* BEGIN MATERIAL SUPPLIED *

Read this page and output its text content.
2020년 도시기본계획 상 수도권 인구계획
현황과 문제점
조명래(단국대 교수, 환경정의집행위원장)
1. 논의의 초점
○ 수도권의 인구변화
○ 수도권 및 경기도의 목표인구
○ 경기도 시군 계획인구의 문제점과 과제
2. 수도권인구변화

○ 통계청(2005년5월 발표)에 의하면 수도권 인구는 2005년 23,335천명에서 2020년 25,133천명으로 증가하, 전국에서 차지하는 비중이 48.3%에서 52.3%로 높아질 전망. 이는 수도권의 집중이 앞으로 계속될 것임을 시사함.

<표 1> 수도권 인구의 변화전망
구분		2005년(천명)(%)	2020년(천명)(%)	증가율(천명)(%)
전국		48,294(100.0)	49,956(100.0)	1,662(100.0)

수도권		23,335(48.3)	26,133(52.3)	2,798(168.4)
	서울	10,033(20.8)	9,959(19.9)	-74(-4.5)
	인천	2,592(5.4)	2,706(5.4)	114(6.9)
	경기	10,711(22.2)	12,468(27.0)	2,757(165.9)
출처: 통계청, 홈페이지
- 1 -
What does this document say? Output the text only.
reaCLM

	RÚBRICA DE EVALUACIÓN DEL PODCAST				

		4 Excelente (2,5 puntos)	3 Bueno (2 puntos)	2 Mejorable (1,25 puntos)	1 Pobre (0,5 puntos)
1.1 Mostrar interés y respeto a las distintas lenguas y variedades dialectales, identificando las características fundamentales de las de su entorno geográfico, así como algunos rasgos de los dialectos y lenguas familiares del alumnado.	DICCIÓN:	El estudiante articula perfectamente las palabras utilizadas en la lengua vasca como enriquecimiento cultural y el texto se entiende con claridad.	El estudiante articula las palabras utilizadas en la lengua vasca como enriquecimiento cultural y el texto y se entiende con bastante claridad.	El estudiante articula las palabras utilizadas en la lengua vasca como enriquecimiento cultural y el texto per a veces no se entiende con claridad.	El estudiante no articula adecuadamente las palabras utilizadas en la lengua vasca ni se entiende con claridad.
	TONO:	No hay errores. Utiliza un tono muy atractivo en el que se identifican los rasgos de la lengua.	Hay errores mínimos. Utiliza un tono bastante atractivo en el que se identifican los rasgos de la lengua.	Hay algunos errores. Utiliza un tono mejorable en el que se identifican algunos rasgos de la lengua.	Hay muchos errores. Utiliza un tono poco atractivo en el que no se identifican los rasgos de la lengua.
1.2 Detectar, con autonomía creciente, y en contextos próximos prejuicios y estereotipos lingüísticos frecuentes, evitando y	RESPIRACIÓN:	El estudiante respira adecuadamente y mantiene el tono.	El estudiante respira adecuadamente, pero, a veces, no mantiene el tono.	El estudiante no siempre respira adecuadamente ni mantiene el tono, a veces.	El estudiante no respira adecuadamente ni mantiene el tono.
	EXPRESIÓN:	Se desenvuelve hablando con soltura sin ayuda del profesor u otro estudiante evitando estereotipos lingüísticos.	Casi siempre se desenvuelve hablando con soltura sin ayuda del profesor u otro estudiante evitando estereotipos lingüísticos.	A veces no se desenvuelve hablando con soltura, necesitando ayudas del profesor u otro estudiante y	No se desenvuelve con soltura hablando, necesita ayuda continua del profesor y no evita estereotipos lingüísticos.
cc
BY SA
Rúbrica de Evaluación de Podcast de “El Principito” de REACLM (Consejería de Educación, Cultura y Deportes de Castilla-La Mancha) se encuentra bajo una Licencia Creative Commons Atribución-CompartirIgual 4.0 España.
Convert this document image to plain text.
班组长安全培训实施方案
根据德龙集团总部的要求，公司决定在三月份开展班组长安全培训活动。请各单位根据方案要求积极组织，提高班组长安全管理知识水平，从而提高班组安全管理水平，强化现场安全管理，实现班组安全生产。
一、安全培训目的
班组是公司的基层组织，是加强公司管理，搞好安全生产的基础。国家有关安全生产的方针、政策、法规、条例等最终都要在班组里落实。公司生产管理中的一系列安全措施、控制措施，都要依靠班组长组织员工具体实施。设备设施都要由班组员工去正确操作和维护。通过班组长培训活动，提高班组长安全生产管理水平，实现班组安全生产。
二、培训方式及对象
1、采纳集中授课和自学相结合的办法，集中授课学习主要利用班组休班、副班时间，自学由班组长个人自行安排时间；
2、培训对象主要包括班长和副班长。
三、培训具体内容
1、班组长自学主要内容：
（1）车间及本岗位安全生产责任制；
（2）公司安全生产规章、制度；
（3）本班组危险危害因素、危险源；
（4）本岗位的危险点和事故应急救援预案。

* END MATERIAL SUPPLIED *

◆ GIVEN REQUEST: Gather each line holding the string "实现班组安全生产".

◆ ANSWER FOR THIS EXERCISE:
根据德龙集团总部的要求，公司决定在三月份开展班组长安全培训活动。请各单位根据方案要求积极组织，提高班组长安全管理知识水平，从而提高班组安全管理水平，强化现场安全管理，实现班组安全生产。
班组是公司的基层组织，是加强公司管理，搞好安全生产的基础。国家有关安全生产的方针、政策、法规、条例等最终都要在班组里落实。公司生产管理中的一系列安全措施、控制措施，都要依靠班组长组织员工具体实施。设备设施都要由班组员工去正确操作和维护。通过班组长培训活动，提高班组长安全生产管理水平，实现班组安全生产。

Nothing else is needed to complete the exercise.